-- Opening Marker --

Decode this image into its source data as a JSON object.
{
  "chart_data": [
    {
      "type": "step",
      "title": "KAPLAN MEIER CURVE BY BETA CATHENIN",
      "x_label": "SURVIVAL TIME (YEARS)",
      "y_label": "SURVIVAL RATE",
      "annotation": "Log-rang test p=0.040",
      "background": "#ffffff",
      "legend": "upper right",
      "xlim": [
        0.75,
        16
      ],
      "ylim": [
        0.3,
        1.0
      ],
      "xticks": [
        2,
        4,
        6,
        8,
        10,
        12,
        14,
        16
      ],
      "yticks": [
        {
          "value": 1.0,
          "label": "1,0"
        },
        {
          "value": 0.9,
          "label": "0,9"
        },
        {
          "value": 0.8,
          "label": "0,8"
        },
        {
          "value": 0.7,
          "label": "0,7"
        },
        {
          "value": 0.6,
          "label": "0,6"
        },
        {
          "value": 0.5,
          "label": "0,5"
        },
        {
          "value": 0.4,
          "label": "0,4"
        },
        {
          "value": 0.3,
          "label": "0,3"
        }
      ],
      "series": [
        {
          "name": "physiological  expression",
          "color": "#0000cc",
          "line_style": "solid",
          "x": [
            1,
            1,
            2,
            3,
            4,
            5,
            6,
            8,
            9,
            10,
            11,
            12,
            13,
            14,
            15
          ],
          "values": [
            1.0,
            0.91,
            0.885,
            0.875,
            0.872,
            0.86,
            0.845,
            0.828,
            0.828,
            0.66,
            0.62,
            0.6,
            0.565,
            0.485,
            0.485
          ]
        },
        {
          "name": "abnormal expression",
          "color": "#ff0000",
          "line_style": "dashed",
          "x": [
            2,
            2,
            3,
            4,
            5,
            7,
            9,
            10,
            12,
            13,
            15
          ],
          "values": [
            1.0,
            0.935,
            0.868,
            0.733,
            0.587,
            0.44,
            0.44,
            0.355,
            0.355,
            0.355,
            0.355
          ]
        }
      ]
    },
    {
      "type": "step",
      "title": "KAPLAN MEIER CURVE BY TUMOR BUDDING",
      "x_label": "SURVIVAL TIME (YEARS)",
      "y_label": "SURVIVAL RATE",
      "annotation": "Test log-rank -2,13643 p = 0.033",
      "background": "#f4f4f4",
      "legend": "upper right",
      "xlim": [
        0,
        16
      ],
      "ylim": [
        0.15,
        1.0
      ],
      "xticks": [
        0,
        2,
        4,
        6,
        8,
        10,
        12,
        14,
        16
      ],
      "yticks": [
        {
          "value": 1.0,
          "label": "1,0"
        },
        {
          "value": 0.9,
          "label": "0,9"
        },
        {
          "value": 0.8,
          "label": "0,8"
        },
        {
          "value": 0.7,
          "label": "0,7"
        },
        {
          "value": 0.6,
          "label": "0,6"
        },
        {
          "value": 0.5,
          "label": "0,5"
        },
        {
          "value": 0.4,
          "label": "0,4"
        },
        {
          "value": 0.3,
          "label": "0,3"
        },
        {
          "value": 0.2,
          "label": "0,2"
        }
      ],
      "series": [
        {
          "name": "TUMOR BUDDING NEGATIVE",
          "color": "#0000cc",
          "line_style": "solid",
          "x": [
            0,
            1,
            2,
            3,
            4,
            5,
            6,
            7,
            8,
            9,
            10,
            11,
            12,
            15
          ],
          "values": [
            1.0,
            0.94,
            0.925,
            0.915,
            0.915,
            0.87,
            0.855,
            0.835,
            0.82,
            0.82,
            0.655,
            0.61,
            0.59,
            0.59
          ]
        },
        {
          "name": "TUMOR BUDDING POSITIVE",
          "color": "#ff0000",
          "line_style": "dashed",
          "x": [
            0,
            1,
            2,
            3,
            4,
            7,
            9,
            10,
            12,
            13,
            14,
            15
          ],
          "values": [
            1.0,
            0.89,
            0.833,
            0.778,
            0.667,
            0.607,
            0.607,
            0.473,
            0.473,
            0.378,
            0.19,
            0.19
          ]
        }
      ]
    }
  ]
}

-- Closing Marker --

Which lines of the data contain "name"? Copy them all.

          "name": "physiological  expression",
          "name": "abnormal expression",
          "name": "TUMOR BUDDING NEGATIVE",
          "name": "TUMOR BUDDING POSITIVE",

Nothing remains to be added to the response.